» GIVEN INSTRUCTION
Images are not part of the copy; transcribe all the data exactly.

Data tied to figure images:
________
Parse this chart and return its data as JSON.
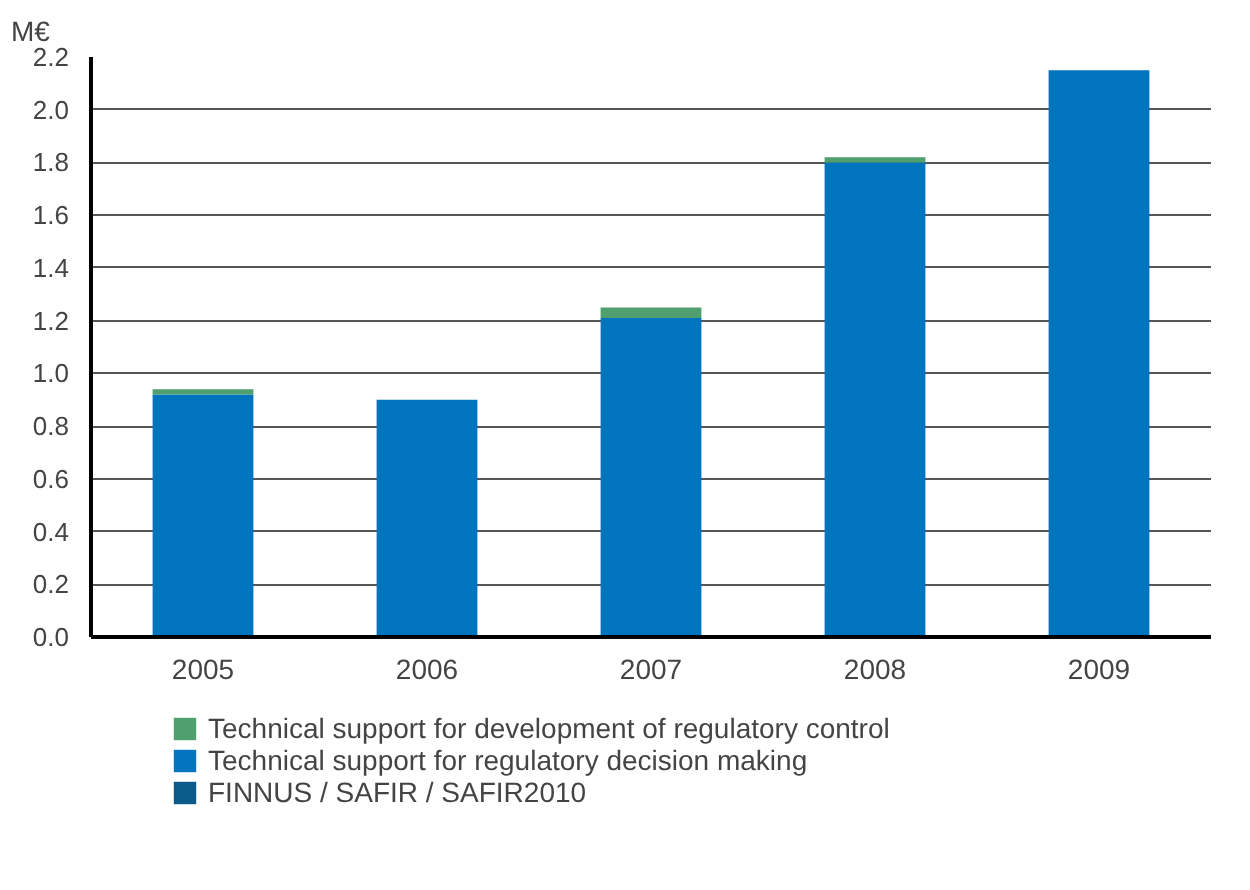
{
  "chart_data": {
    "type": "bar",
    "stacked": true,
    "ylabel": "M€",
    "categories": [
      "2005",
      "2006",
      "2007",
      "2008",
      "2009"
    ],
    "series": [
      {
        "name": "FINNUS / SAFIR / SAFIR2010",
        "color": "#0b5a8c",
        "values": [
          0,
          0,
          0,
          0,
          0
        ]
      },
      {
        "name": "Technical support for regulatory decision making",
        "color": "#0074bf",
        "values": [
          0.92,
          0.9,
          1.21,
          1.8,
          2.15
        ]
      },
      {
        "name": "Technical support for development of regulatory control",
        "color": "#4fa06e",
        "values": [
          0.02,
          0,
          0.04,
          0.02,
          0
        ]
      }
    ],
    "ylim": [
      0,
      2.2
    ],
    "yticks": [
      {
        "value": 0,
        "label": "0.0"
      },
      {
        "value": 0.2,
        "label": "0.2"
      },
      {
        "value": 0.4,
        "label": "0.4"
      },
      {
        "value": 0.6,
        "label": "0.6"
      },
      {
        "value": 0.8,
        "label": "0.8"
      },
      {
        "value": 1,
        "label": "1.0"
      },
      {
        "value": 1.2,
        "label": "1.2"
      },
      {
        "value": 1.4,
        "label": "1.4"
      },
      {
        "value": 1.6,
        "label": "1.6"
      },
      {
        "value": 1.8,
        "label": "1.8"
      },
      {
        "value": 2,
        "label": "2.0"
      },
      {
        "value": 2.2,
        "label": "2.2"
      }
    ],
    "grid": "y",
    "legend": "bottom"
  }
}
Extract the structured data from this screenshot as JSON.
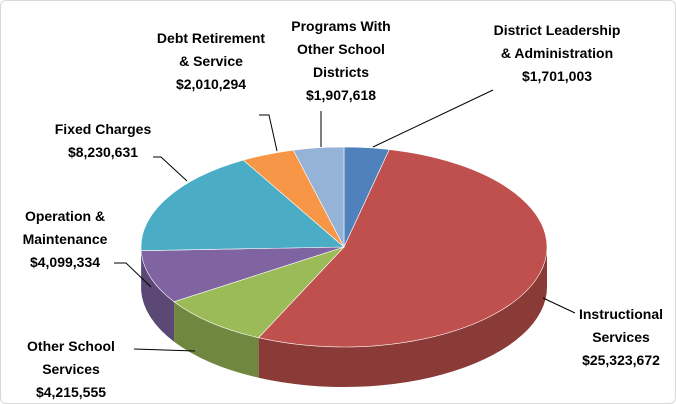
{
  "chart_data": {
    "type": "pie",
    "categories": [
      "District Leadership & Administration",
      "Instructional Services",
      "Other School Services",
      "Operation & Maintenance",
      "Fixed Charges",
      "Debt Retirement & Service",
      "Programs With Other School Districts"
    ],
    "values": [
      1701003,
      25323672,
      4215555,
      4099334,
      8230631,
      2010294,
      1907618
    ],
    "value_labels": [
      "$1,701,003",
      "$25,323,672",
      "$4,215,555",
      "$4,099,334",
      "$8,230,631",
      "$2,010,294",
      "$1,907,618"
    ],
    "colors": [
      "#4f81bd",
      "#c0504d",
      "#9bbb59",
      "#8064a2",
      "#4bacc6",
      "#f79646",
      "#95b3d7"
    ]
  }
}
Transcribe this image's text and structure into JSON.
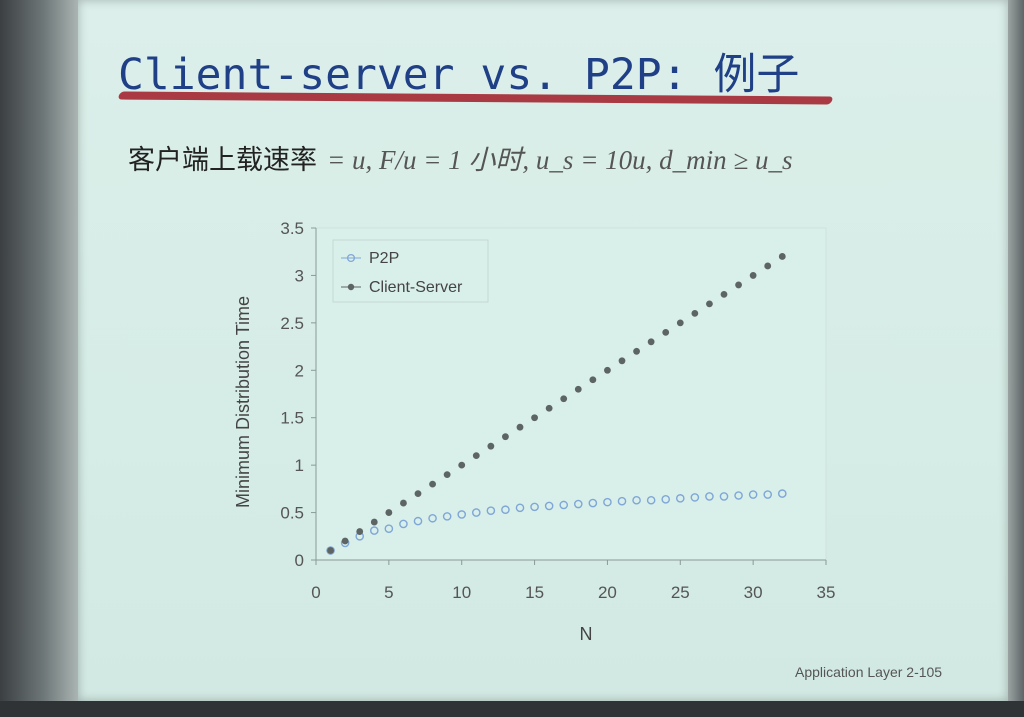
{
  "slide": {
    "title": "Client-server vs. P2P: 例子",
    "subtitle_text": "客户端上载速率",
    "subtitle_math": "= u,   F/u = 1 小时,   u_s = 10u,   d_min ≥ u_s",
    "footer": "Application Layer   2-105"
  },
  "chart_data": {
    "type": "scatter",
    "xlabel": "N",
    "ylabel": "Minimum Distribution Time",
    "xlim": [
      0,
      35
    ],
    "ylim": [
      0,
      3.5
    ],
    "xticks": [
      0,
      5,
      10,
      15,
      20,
      25,
      30,
      35
    ],
    "yticks": [
      0,
      0.5,
      1,
      1.5,
      2,
      2.5,
      3,
      3.5
    ],
    "grid": false,
    "legend_position": "top-left",
    "series": [
      {
        "name": "P2P",
        "color": "#7fa6d8",
        "marker": "hollow-circle",
        "x": [
          1,
          2,
          3,
          4,
          5,
          6,
          7,
          8,
          9,
          10,
          11,
          12,
          13,
          14,
          15,
          16,
          17,
          18,
          19,
          20,
          21,
          22,
          23,
          24,
          25,
          26,
          27,
          28,
          29,
          30,
          31,
          32
        ],
        "values": [
          0.1,
          0.18,
          0.25,
          0.31,
          0.33,
          0.38,
          0.41,
          0.44,
          0.46,
          0.48,
          0.5,
          0.52,
          0.53,
          0.55,
          0.56,
          0.57,
          0.58,
          0.59,
          0.6,
          0.61,
          0.62,
          0.63,
          0.63,
          0.64,
          0.65,
          0.66,
          0.67,
          0.67,
          0.68,
          0.69,
          0.69,
          0.7
        ]
      },
      {
        "name": "Client-Server",
        "color": "#5d6464",
        "marker": "filled-circle",
        "x": [
          1,
          2,
          3,
          4,
          5,
          6,
          7,
          8,
          9,
          10,
          11,
          12,
          13,
          14,
          15,
          16,
          17,
          18,
          19,
          20,
          21,
          22,
          23,
          24,
          25,
          26,
          27,
          28,
          29,
          30,
          31,
          32
        ],
        "values": [
          0.1,
          0.2,
          0.3,
          0.4,
          0.5,
          0.6,
          0.7,
          0.8,
          0.9,
          1.0,
          1.1,
          1.2,
          1.3,
          1.4,
          1.5,
          1.6,
          1.7,
          1.8,
          1.9,
          2.0,
          2.1,
          2.2,
          2.3,
          2.4,
          2.5,
          2.6,
          2.7,
          2.8,
          2.9,
          3.0,
          3.1,
          3.2
        ]
      }
    ]
  }
}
________
» SOLUTION
Parse this chart and return its data as JSON.
{
  "chart_data": {
    "type": "bar",
    "stacked": true,
    "ylabel": "M€",
    "categories": [
      "2005",
      "2006",
      "2007",
      "2008",
      "2009"
    ],
    "series": [
      {
        "name": "FINNUS / SAFIR / SAFIR2010",
        "color": "#0b5a8c",
        "values": [
          0,
          0,
          0,
          0,
          0
        ]
      },
      {
        "name": "Technical support for regulatory decision making",
        "color": "#0074bf",
        "values": [
          0.92,
          0.9,
          1.21,
          1.8,
          2.15
        ]
      },
      {
        "name": "Technical support for development of regulatory control",
        "color": "#4fa06e",
        "values": [
          0.02,
          0,
          0.04,
          0.02,
          0
        ]
      }
    ],
    "ylim": [
      0,
      2.2
    ],
    "yticks": [
      {
        "value": 0,
        "label": "0.0"
      },
      {
        "value": 0.2,
        "label": "0.2"
      },
      {
        "value": 0.4,
        "label": "0.4"
      },
      {
        "value": 0.6,
        "label": "0.6"
      },
      {
        "value": 0.8,
        "label": "0.8"
      },
      {
        "value": 1,
        "label": "1.0"
      },
      {
        "value": 1.2,
        "label": "1.2"
      },
      {
        "value": 1.4,
        "label": "1.4"
      },
      {
        "value": 1.6,
        "label": "1.6"
      },
      {
        "value": 1.8,
        "label": "1.8"
      },
      {
        "value": 2,
        "label": "2.0"
      },
      {
        "value": 2.2,
        "label": "2.2"
      }
    ],
    "grid": "y",
    "legend": "bottom"
  }
}
Extract the structured data from this screenshot as JSON.
{
  "chart_data": {
    "type": "pie",
    "categories": [
      "District Leadership & Administration",
      "Instructional Services",
      "Other School Services",
      "Operation & Maintenance",
      "Fixed Charges",
      "Debt Retirement & Service",
      "Programs With Other School Districts"
    ],
    "values": [
      1701003,
      25323672,
      4215555,
      4099334,
      8230631,
      2010294,
      1907618
    ],
    "value_labels": [
      "$1,701,003",
      "$25,323,672",
      "$4,215,555",
      "$4,099,334",
      "$8,230,631",
      "$2,010,294",
      "$1,907,618"
    ],
    "colors": [
      "#4f81bd",
      "#c0504d",
      "#9bbb59",
      "#8064a2",
      "#4bacc6",
      "#f79646",
      "#95b3d7"
    ]
  }
}
Transcribe this image's text and structure into JSON.
{
  "slide": {
    "title": "Client-server vs. P2P: 例子",
    "subtitle_text": "客户端上载速率",
    "subtitle_math": "= u,   F/u = 1 小时,   u_s = 10u,   d_min ≥ u_s",
    "footer": "Application Layer   2-105"
  },
  "chart_data": {
    "type": "scatter",
    "xlabel": "N",
    "ylabel": "Minimum Distribution Time",
    "xlim": [
      0,
      35
    ],
    "ylim": [
      0,
      3.5
    ],
    "xticks": [
      0,
      5,
      10,
      15,
      20,
      25,
      30,
      35
    ],
    "yticks": [
      0,
      0.5,
      1,
      1.5,
      2,
      2.5,
      3,
      3.5
    ],
    "grid": false,
    "legend_position": "top-left",
    "series": [
      {
        "name": "P2P",
        "color": "#7fa6d8",
        "marker": "hollow-circle",
        "x": [
          1,
          2,
          3,
          4,
          5,
          6,
          7,
          8,
          9,
          10,
          11,
          12,
          13,
          14,
          15,
          16,
          17,
          18,
          19,
          20,
          21,
          22,
          23,
          24,
          25,
          26,
          27,
          28,
          29,
          30,
          31,
          32
        ],
        "values": [
          0.1,
          0.18,
          0.25,
          0.31,
          0.33,
          0.38,
          0.41,
          0.44,
          0.46,
          0.48,
          0.5,
          0.52,
          0.53,
          0.55,
          0.56,
          0.57,
          0.58,
          0.59,
          0.6,
          0.61,
          0.62,
          0.63,
          0.63,
          0.64,
          0.65,
          0.66,
          0.67,
          0.67,
          0.68,
          0.69,
          0.69,
          0.7
        ]
      },
      {
        "name": "Client-Server",
        "color": "#5d6464",
        "marker": "filled-circle",
        "x": [
          1,
          2,
          3,
          4,
          5,
          6,
          7,
          8,
          9,
          10,
          11,
          12,
          13,
          14,
          15,
          16,
          17,
          18,
          19,
          20,
          21,
          22,
          23,
          24,
          25,
          26,
          27,
          28,
          29,
          30,
          31,
          32
        ],
        "values": [
          0.1,
          0.2,
          0.3,
          0.4,
          0.5,
          0.6,
          0.7,
          0.8,
          0.9,
          1.0,
          1.1,
          1.2,
          1.3,
          1.4,
          1.5,
          1.6,
          1.7,
          1.8,
          1.9,
          2.0,
          2.1,
          2.2,
          2.3,
          2.4,
          2.5,
          2.6,
          2.7,
          2.8,
          2.9,
          3.0,
          3.1,
          3.2
        ]
      }
    ]
  }
}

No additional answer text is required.